* _Goal_
Extract each line from the entries below that has the string "Slovensko" in it.

━━━━━ Data for this exercise

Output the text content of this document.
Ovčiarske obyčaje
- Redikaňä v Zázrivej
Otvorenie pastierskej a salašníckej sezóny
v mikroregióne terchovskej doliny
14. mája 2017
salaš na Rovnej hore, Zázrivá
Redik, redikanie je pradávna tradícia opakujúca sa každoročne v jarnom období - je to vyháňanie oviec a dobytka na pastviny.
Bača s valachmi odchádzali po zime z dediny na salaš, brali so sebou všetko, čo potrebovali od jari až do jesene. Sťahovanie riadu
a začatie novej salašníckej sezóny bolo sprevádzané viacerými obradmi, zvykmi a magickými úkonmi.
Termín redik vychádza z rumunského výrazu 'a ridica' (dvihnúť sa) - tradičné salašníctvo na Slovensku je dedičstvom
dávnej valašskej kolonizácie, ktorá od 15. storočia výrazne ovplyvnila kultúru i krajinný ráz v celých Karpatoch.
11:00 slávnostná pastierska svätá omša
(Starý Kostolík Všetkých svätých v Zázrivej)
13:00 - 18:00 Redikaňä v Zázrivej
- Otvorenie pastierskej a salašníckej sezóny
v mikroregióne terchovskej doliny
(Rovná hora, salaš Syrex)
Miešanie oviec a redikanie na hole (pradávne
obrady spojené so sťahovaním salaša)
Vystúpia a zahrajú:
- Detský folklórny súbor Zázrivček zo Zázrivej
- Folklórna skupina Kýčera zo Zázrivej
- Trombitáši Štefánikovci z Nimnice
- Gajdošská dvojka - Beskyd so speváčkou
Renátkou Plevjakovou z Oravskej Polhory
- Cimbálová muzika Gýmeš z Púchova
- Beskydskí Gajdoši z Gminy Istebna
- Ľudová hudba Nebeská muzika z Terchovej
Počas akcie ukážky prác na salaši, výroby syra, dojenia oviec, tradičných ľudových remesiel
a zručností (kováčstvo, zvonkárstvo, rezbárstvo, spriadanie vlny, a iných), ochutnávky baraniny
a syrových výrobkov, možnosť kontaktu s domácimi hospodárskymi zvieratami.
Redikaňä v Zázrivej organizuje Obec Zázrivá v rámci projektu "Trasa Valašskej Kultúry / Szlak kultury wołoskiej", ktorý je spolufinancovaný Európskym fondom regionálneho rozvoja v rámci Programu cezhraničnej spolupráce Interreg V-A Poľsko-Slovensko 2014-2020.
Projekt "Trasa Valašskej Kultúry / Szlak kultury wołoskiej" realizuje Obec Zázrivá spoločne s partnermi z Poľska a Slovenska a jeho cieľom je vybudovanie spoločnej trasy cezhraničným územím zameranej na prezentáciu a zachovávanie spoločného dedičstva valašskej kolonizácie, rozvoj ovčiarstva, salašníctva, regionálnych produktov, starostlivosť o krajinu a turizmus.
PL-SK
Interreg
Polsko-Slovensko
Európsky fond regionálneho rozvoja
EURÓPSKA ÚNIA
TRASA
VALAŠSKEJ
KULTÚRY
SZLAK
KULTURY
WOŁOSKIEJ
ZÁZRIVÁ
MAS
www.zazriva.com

━━━━━━━━━━

* _Complete answer_
Redikaňä v Zázrivej organizuje Obec Zázrivá v rámci projektu "Trasa Valašskej Kultúry / Szlak kultury wołoskiej", ktorý je spolufinancovaný Európskym fondom regionálneho rozvoja v rámci Programu cezhraničnej spolupráce Interreg V-A Poľsko-Slovensko 2014-2020.
Polsko-Slovensko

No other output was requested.